* Excerpted passage *
++++++

Private U.S. property/casualty insurers’ net income after taxes rose to $10.1 billion in first-quarter 2012 from $7.8 billion in first-quarter 2011, with insurers’ overall profitability as measured by their annualized rate of return on average policyholders’ surplus climbing to 7.2 percent from 5.6 percent.
Driving the increases in insurers’ net income and overall rate of return, net losses on underwriting receded to $0.2 billion in first-quarter 2012 from $4.5 billion in first-quarter 2011. The combined ratio — a key measure of losses and other underwriting expenses per dollar of premium — improved to 99 percent in first-quarter 2012 from 103.3 percent in first-quarter 2011, according to ISO, a Verisk Analytics company (Nasdaq:VRSK), and the Property Casualty Insurers Association of America (PCI).
The improvement in underwriting results is primarily attributable to a drop in net losses and loss adjustment expenses (LLAE) from catastrophes. ISO estimates that insurers’ net LLAE from catastrophes fell to $3.4 billion in first-quarter 2012 from $6.6 billion in first-quarter 2011. Those amounts exclude LLAE that emerged after insurers closed their books for each period but do include late-emerging LLAE from events in prior periods.
Partially offsetting the improvement in underwriting results, net investment gains — the sum of net investment income and realized capital gains (or losses) on investments — dropped $1.2 billion to $12.3 billion in first-quarter 2012 from $13.6 billion in first-quarter 2011. Also limiting the improvement in insurers’ overall results, insurers’ miscellaneous other income receded to $0.4 billion in first-quarter 2012 from $0.5 billion in first-quarter 2011, and insurers’ federal and foreign income taxes rose to $2.3 billion from $1.8 billion.
Pretax operating income — the sum of net gains or losses on underwriting, net investment income, and miscellaneous other income — grew to $11.8 billion in first-quarter 2012 from $8.6 billion in first-quarter 2011.
Reflecting insurers’ net income after taxes and unrealized capital gains on investments (not included in net income), policyholders’ surplus — insurers’ net worth measured according to Statutory Accounting Principles — increased $20.4 billion to a record-high $570.7 billion at March 31, 2012, from $550.3 billion at December 31, 2011.
The 7.2 percent annualized rate of return for first-quarter 2012 is insurers’ highest first-quarter annualized rate of return since the 13.3 percent for first-quarter 2007. Since the start of ISO’s quarterly data in 1986, insurers’ first-quarter annualized rate of return has ranged from as low as negative 2.6 percent in 1994 to as high as 17.9 percent in 2005 and has averaged 10 percent.
The figures are consolidated estimates for all private property/casualty insurers based on reports accounting for at least 96 percent of all business written by private U.S. property/casualty insurers.

++++++

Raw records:
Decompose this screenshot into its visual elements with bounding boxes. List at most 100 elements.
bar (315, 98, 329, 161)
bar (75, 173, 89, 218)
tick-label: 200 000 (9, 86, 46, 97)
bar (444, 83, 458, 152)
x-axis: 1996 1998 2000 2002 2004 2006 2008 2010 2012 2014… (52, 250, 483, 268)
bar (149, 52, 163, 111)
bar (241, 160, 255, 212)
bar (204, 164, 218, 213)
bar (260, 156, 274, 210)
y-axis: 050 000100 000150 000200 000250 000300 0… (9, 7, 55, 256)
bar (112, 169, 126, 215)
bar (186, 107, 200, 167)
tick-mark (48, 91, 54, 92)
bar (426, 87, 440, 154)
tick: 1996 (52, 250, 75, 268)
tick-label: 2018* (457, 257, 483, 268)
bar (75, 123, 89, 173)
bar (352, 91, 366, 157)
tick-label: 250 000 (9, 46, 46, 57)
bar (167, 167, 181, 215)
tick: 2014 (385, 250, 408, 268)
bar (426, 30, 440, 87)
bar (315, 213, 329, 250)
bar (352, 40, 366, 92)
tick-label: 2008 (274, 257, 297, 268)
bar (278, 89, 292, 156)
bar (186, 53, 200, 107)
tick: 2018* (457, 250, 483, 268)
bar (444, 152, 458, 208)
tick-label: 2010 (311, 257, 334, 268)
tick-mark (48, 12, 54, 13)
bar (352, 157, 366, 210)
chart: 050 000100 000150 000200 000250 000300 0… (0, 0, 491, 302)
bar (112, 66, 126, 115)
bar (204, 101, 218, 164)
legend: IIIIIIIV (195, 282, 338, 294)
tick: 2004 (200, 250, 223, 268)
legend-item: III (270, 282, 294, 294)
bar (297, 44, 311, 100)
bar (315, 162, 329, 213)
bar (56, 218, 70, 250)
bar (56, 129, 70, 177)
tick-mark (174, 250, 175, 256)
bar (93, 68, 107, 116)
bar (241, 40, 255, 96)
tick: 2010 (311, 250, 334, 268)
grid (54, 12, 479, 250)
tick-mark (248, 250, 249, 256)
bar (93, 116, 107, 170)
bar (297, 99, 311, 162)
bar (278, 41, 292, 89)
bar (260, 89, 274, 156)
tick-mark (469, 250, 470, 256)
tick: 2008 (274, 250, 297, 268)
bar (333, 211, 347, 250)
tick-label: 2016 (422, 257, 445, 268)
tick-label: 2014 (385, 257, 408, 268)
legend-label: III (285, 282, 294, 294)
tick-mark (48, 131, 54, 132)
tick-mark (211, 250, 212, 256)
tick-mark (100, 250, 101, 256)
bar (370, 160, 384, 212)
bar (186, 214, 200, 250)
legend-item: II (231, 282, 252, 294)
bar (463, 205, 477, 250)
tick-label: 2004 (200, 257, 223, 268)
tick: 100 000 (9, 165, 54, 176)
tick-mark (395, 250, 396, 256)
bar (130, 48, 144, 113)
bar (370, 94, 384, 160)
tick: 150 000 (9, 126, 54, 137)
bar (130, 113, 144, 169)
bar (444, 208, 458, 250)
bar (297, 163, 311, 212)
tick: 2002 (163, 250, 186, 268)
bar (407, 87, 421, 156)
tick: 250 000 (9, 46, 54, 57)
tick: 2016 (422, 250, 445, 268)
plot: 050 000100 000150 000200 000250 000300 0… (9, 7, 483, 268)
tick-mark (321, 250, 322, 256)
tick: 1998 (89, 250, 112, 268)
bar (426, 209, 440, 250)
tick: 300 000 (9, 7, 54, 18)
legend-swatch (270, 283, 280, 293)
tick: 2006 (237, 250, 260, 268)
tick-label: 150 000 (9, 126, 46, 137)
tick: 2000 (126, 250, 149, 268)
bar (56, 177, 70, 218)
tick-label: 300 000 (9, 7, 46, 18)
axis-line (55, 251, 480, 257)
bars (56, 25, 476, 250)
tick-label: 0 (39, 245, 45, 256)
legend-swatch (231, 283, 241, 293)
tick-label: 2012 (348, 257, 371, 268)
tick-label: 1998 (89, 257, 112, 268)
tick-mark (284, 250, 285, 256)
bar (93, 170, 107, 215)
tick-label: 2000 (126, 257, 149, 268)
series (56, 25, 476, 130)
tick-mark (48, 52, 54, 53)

++++++

* To be done *
From the report on first-quarter 2012 insurer results, return the passage that begins at the words "Reflecting insurers’ net" and stops after "averaged 10 percent.", copied word for word.

* Result for this task *
Reflecting insurers’ net income after taxes and unrealized capital gains on investments (not included in net income), policyholders’ surplus — insurers’ net worth measured according to Statutory Accounting Principles — increased $20.4 billion to a record-high $570.7 billion at March 31, 2012, from $550.3 billion at December 31, 2011.
The 7.2 percent annualized rate of return for first-quarter 2012 is insurers’ highest first-quarter annualized rate of return since the 13.3 percent for first-quarter 2007. Since the start of ISO’s quarterly data in 1986, insurers’ first-quarter annualized rate of return has ranged from as low as negative 2.6 percent in 1994 to as high as 17.9 percent in 2005 and has averaged 10 percent.